What the exercise asks:
Every line of the material is to be quoted verbatim, minus the pictures.

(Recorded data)
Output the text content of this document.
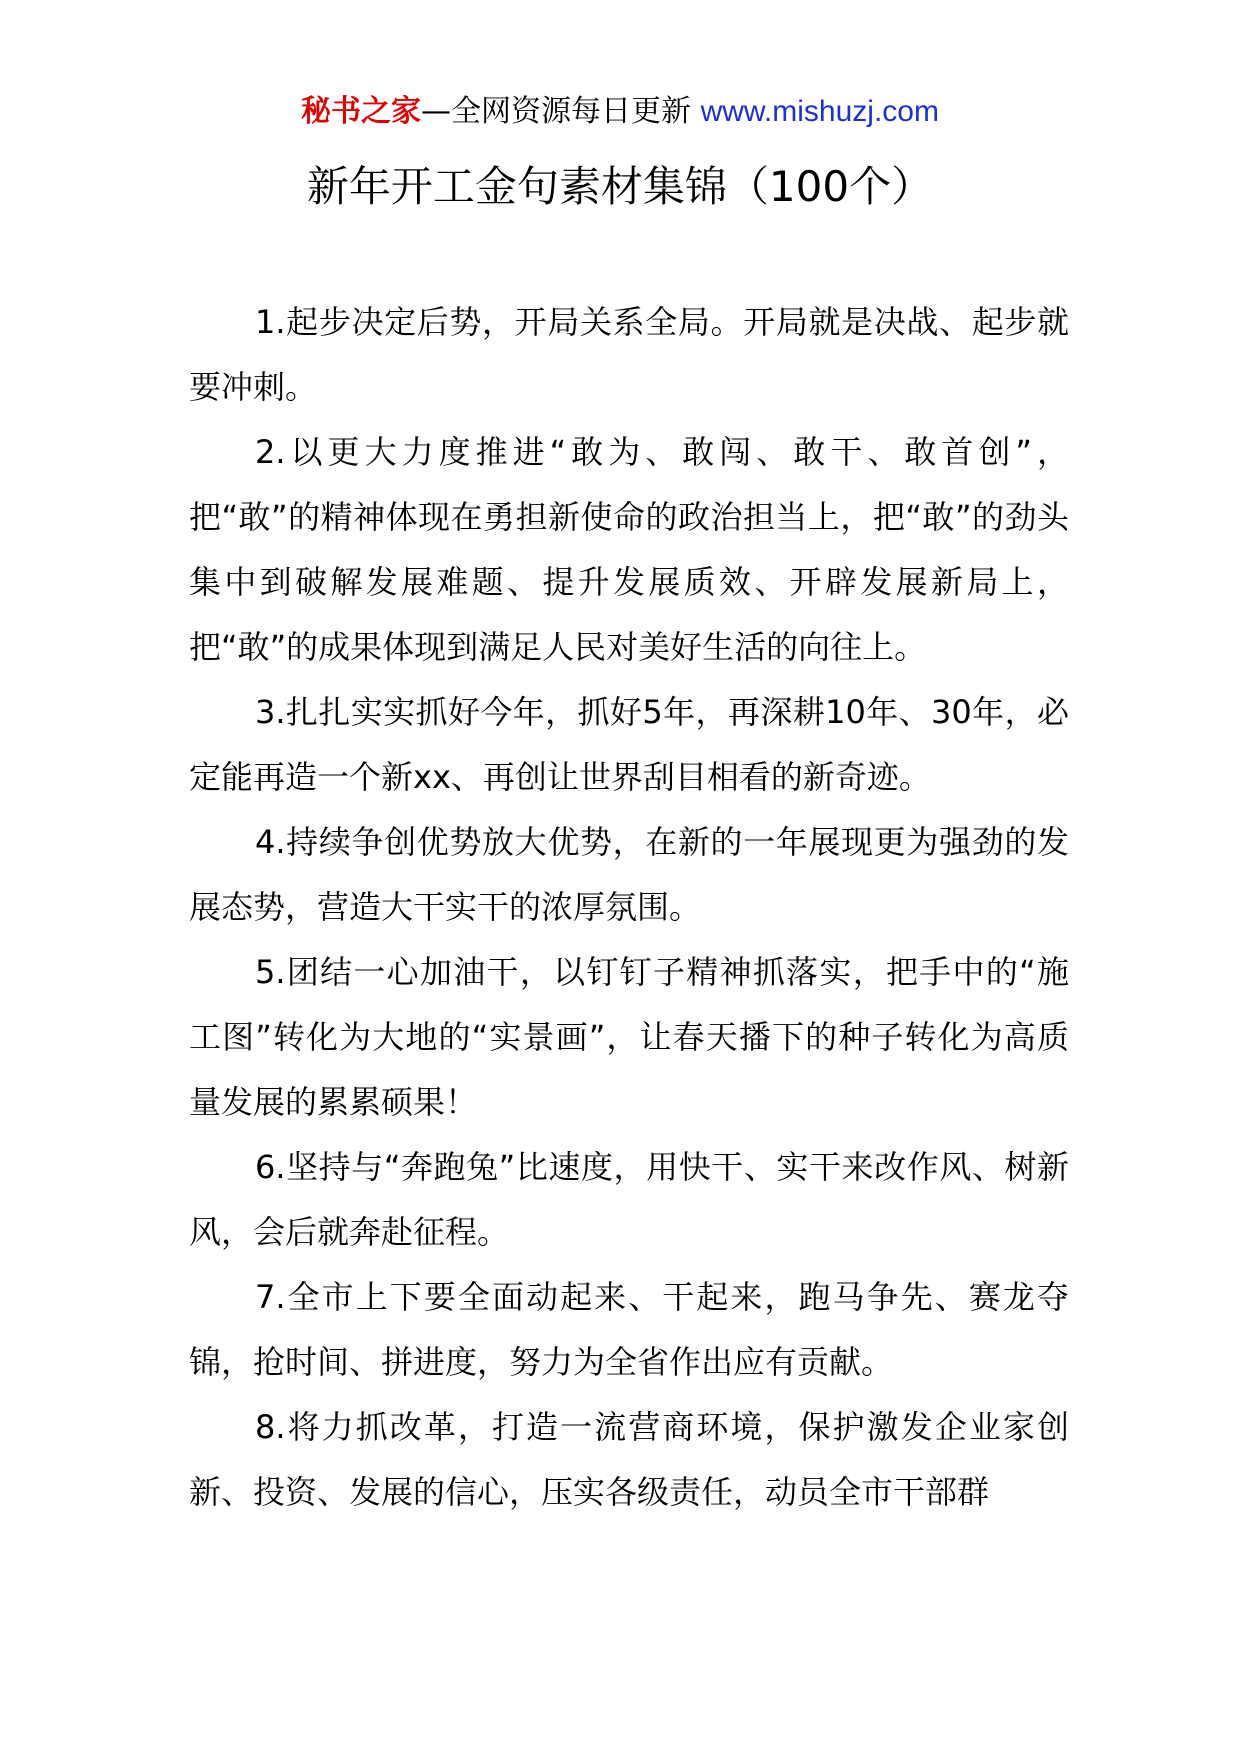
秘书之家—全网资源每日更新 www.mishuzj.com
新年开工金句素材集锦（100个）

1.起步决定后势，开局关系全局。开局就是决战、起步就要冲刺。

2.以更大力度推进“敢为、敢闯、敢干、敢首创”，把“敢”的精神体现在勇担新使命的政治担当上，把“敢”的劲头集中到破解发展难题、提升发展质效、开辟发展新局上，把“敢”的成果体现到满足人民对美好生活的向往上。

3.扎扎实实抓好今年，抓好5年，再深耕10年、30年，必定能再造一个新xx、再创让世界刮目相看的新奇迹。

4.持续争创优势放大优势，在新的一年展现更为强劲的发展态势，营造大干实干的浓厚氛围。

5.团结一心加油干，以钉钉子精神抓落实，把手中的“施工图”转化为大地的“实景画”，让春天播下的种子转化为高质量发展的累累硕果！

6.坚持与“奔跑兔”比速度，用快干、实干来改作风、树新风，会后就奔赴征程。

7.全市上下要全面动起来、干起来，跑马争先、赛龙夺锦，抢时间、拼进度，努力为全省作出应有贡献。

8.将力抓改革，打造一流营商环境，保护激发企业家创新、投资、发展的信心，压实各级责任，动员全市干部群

Right answer:
Output the text content of this document.
秘书之家—全网资源每日更新 www.mishuzj.com
新年开工金句素材集锦（100个）

1.起步决定后势，开局关系全局。开局就是决战、起步就要冲刺。

2.以更大力度推进“敢为、敢闯、敢干、敢首创”，把“敢”的精神体现在勇担新使命的政治担当上，把“敢”的劲头集中到破解发展难题、提升发展质效、开辟发展新局上，把“敢”的成果体现到满足人民对美好生活的向往上。

3.扎扎实实抓好今年，抓好5年，再深耕10年、30年，必定能再造一个新xx、再创让世界刮目相看的新奇迹。

4.持续争创优势放大优势，在新的一年展现更为强劲的发展态势，营造大干实干的浓厚氛围。

5.团结一心加油干，以钉钉子精神抓落实，把手中的“施工图”转化为大地的“实景画”，让春天播下的种子转化为高质量发展的累累硕果！

6.坚持与“奔跑兔”比速度，用快干、实干来改作风、树新风，会后就奔赴征程。

7.全市上下要全面动起来、干起来，跑马争先、赛龙夺锦，抢时间、拼进度，努力为全省作出应有贡献。

8.将力抓改革，打造一流营商环境，保护激发企业家创新、投资、发展的信心，压实各级责任，动员全市干部群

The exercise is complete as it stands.